Instruction
Show all lines holding the string "Corrected".

Data excerpts

----

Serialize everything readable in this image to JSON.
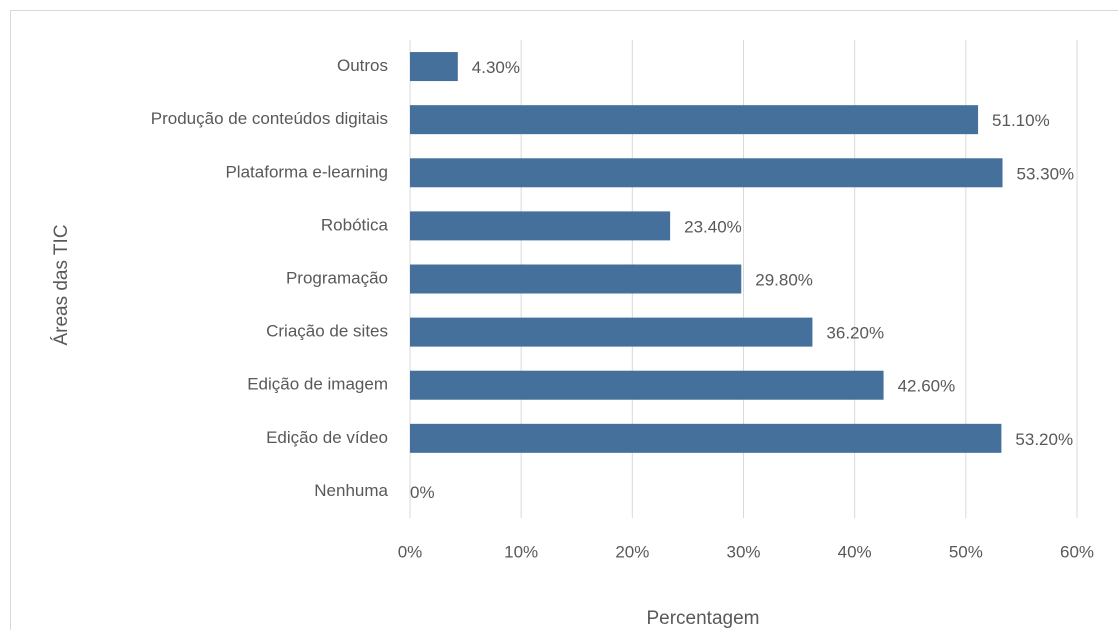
{
  "chart_data": {
    "type": "bar",
    "orientation": "horizontal",
    "y_label": "Áreas das TIC",
    "x_label": "Percentagem",
    "categories": [
      "Nenhuma",
      "Edição de vídeo ",
      "Edição de imagem",
      "Criação de sites",
      "Programação",
      "Robótica",
      "Plataforma e-learning",
      "Produção de conteúdos digitais",
      "Outros"
    ],
    "values": [
      0,
      53.2,
      42.6,
      36.2,
      29.8,
      23.4,
      53.3,
      51.1,
      4.3
    ],
    "value_labels": [
      "0%",
      "53.20%",
      "42.60%",
      "36.20%",
      "29.80%",
      "23.40%",
      "53.30%",
      "51.10%",
      "4.30%"
    ],
    "color": "#44709b",
    "xlim": [
      0,
      60
    ],
    "xticks": [
      {
        "value": 0,
        "label": "0%"
      },
      {
        "value": 10,
        "label": "10%"
      },
      {
        "value": 20,
        "label": "20%"
      },
      {
        "value": 30,
        "label": "30%"
      },
      {
        "value": 40,
        "label": "40%"
      },
      {
        "value": 50,
        "label": "50%"
      },
      {
        "value": 60,
        "label": "60%"
      }
    ],
    "grid": true
  }
}
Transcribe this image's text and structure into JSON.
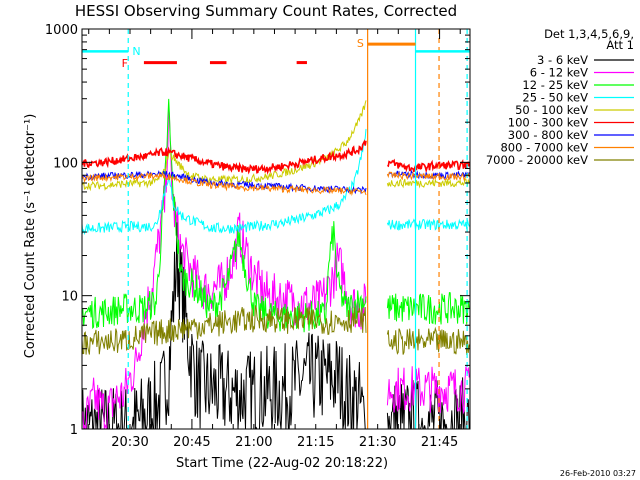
{
  "chart_data": {
    "type": "line",
    "title": "HESSI Observing Summary Count Rates, Corrected",
    "xlabel": "Start Time (22-Aug-02 20:18:22)",
    "ylabel": "Corrected Count Rate (s⁻¹ detector⁻¹)",
    "yscale": "log",
    "ylim": [
      1,
      1000
    ],
    "xlim_minutes_since_20_18_22": [
      0,
      94
    ],
    "x_ticks": [
      "20:30",
      "20:45",
      "21:00",
      "21:15",
      "21:30",
      "21:45"
    ],
    "y_ticks": [
      "1",
      "10",
      "100",
      "1000"
    ],
    "legend_title": [
      "Det 1,3,4,5,6,9,",
      "Att 1"
    ],
    "legend_placement": "right",
    "flag_labels": [
      "N",
      "F",
      "S"
    ],
    "footer_date": "26-Feb-2010 03:27",
    "series": [
      {
        "name": "3 - 6 keV",
        "color": "#000000",
        "points": [
          [
            12,
            1
          ],
          [
            19,
            1.6
          ],
          [
            21,
            2.8
          ],
          [
            22,
            8
          ],
          [
            23,
            20
          ],
          [
            24,
            12
          ],
          [
            26,
            4
          ],
          [
            28,
            2.2
          ],
          [
            30,
            2
          ],
          [
            40,
            1.8
          ],
          [
            50,
            2
          ],
          [
            54,
            2.4
          ],
          [
            62,
            2.4
          ],
          [
            64,
            1.8
          ],
          [
            67,
            1.6
          ],
          [
            69,
            1
          ]
        ]
      },
      {
        "name": "6 - 12 keV",
        "color": "#ff00ff",
        "points": [
          [
            0,
            1
          ],
          [
            3,
            1.7
          ],
          [
            6,
            1.3
          ],
          [
            8,
            1.7
          ],
          [
            10,
            1.8
          ],
          [
            13,
            3
          ],
          [
            15,
            6.5
          ],
          [
            17,
            12
          ],
          [
            20,
            50
          ],
          [
            21,
            200
          ],
          [
            22,
            50
          ],
          [
            24,
            22
          ],
          [
            27,
            14
          ],
          [
            30,
            11
          ],
          [
            34,
            12
          ],
          [
            37,
            20
          ],
          [
            38,
            30
          ],
          [
            40,
            20
          ],
          [
            42,
            13
          ],
          [
            45,
            10
          ],
          [
            52,
            9
          ],
          [
            55,
            8.5
          ],
          [
            58,
            9
          ],
          [
            61,
            14
          ],
          [
            62,
            18
          ],
          [
            63,
            15
          ],
          [
            65,
            9
          ],
          [
            67,
            8
          ],
          [
            69,
            8.5
          ]
        ]
      },
      {
        "name": "12 - 25 keV",
        "color": "#00ff00",
        "points": [
          [
            0,
            7.5
          ],
          [
            5,
            7.5
          ],
          [
            10,
            8
          ],
          [
            15,
            8
          ],
          [
            18,
            9
          ],
          [
            20,
            60
          ],
          [
            21,
            260
          ],
          [
            22,
            60
          ],
          [
            24,
            14
          ],
          [
            27,
            12
          ],
          [
            29,
            10
          ],
          [
            31,
            8
          ],
          [
            33,
            9
          ],
          [
            35,
            12
          ],
          [
            38,
            28
          ],
          [
            40,
            14
          ],
          [
            42,
            8
          ],
          [
            44,
            7.5
          ],
          [
            47,
            7
          ],
          [
            52,
            7
          ],
          [
            56,
            7
          ],
          [
            59,
            7
          ],
          [
            60,
            20
          ],
          [
            61,
            30
          ],
          [
            62,
            12
          ],
          [
            64,
            8
          ],
          [
            67,
            9
          ],
          [
            69,
            9.5
          ]
        ]
      },
      {
        "name": "25 - 50 keV",
        "color": "#00ffff",
        "points": [
          [
            0,
            32
          ],
          [
            5,
            32
          ],
          [
            10,
            33
          ],
          [
            16,
            33
          ],
          [
            18,
            34
          ],
          [
            20,
            60
          ],
          [
            21,
            80
          ],
          [
            22,
            50
          ],
          [
            24,
            40
          ],
          [
            28,
            35
          ],
          [
            32,
            32
          ],
          [
            38,
            32
          ],
          [
            42,
            33
          ],
          [
            48,
            35
          ],
          [
            52,
            37
          ],
          [
            56,
            40
          ],
          [
            60,
            44
          ],
          [
            63,
            50
          ],
          [
            66,
            70
          ],
          [
            68,
            120
          ],
          [
            69,
            190
          ]
        ]
      },
      {
        "name": "50 - 100 keV",
        "color": "#cccc00",
        "points": [
          [
            0,
            67
          ],
          [
            5,
            67
          ],
          [
            10,
            69
          ],
          [
            16,
            70
          ],
          [
            18,
            72
          ],
          [
            20,
            85
          ],
          [
            21,
            120
          ],
          [
            23,
            100
          ],
          [
            26,
            80
          ],
          [
            30,
            75
          ],
          [
            35,
            74
          ],
          [
            40,
            75
          ],
          [
            45,
            78
          ],
          [
            50,
            85
          ],
          [
            55,
            95
          ],
          [
            60,
            110
          ],
          [
            64,
            140
          ],
          [
            67,
            200
          ],
          [
            69,
            290
          ]
        ]
      },
      {
        "name": "100 - 300 keV",
        "color": "#ff0000",
        "points": [
          [
            0,
            98
          ],
          [
            5,
            100
          ],
          [
            10,
            105
          ],
          [
            16,
            112
          ],
          [
            20,
            120
          ],
          [
            24,
            112
          ],
          [
            28,
            103
          ],
          [
            32,
            96
          ],
          [
            36,
            91
          ],
          [
            40,
            89
          ],
          [
            44,
            90
          ],
          [
            48,
            93
          ],
          [
            52,
            98
          ],
          [
            56,
            104
          ],
          [
            60,
            110
          ],
          [
            64,
            116
          ],
          [
            67,
            125
          ],
          [
            69,
            145
          ]
        ]
      },
      {
        "name": "300 - 800 keV",
        "color": "#0000ff",
        "points": [
          [
            0,
            78
          ],
          [
            5,
            79
          ],
          [
            10,
            80
          ],
          [
            16,
            81
          ],
          [
            20,
            82
          ],
          [
            24,
            78
          ],
          [
            28,
            73
          ],
          [
            32,
            70
          ],
          [
            38,
            68
          ],
          [
            44,
            67
          ],
          [
            50,
            65
          ],
          [
            56,
            64
          ],
          [
            62,
            63
          ],
          [
            66,
            62
          ],
          [
            69,
            62
          ]
        ]
      },
      {
        "name": "800 - 7000 keV",
        "color": "#ff8000",
        "points": [
          [
            0,
            76
          ],
          [
            5,
            77
          ],
          [
            10,
            78
          ],
          [
            16,
            79
          ],
          [
            20,
            79
          ],
          [
            24,
            75
          ],
          [
            28,
            70
          ],
          [
            32,
            67
          ],
          [
            38,
            65
          ],
          [
            44,
            64
          ],
          [
            50,
            63
          ],
          [
            56,
            62
          ],
          [
            62,
            61
          ],
          [
            66,
            61
          ],
          [
            69,
            60
          ]
        ]
      },
      {
        "name": "7000 - 20000 keV",
        "color": "#808000",
        "points": [
          [
            0,
            4.4
          ],
          [
            10,
            4.6
          ],
          [
            15,
            5
          ],
          [
            20,
            5.4
          ],
          [
            25,
            5.8
          ],
          [
            30,
            6
          ],
          [
            35,
            6.3
          ],
          [
            40,
            6.6
          ],
          [
            45,
            6.7
          ],
          [
            50,
            6.5
          ],
          [
            55,
            6.6
          ],
          [
            60,
            6.4
          ],
          [
            65,
            6.6
          ],
          [
            69,
            6.6
          ]
        ]
      }
    ]
  }
}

----

Exercise output
    "title": "HESSI Observing Summary Count Rates, Corrected",
    "ylabel": "Corrected Count Rate (s⁻¹ detector⁻¹)",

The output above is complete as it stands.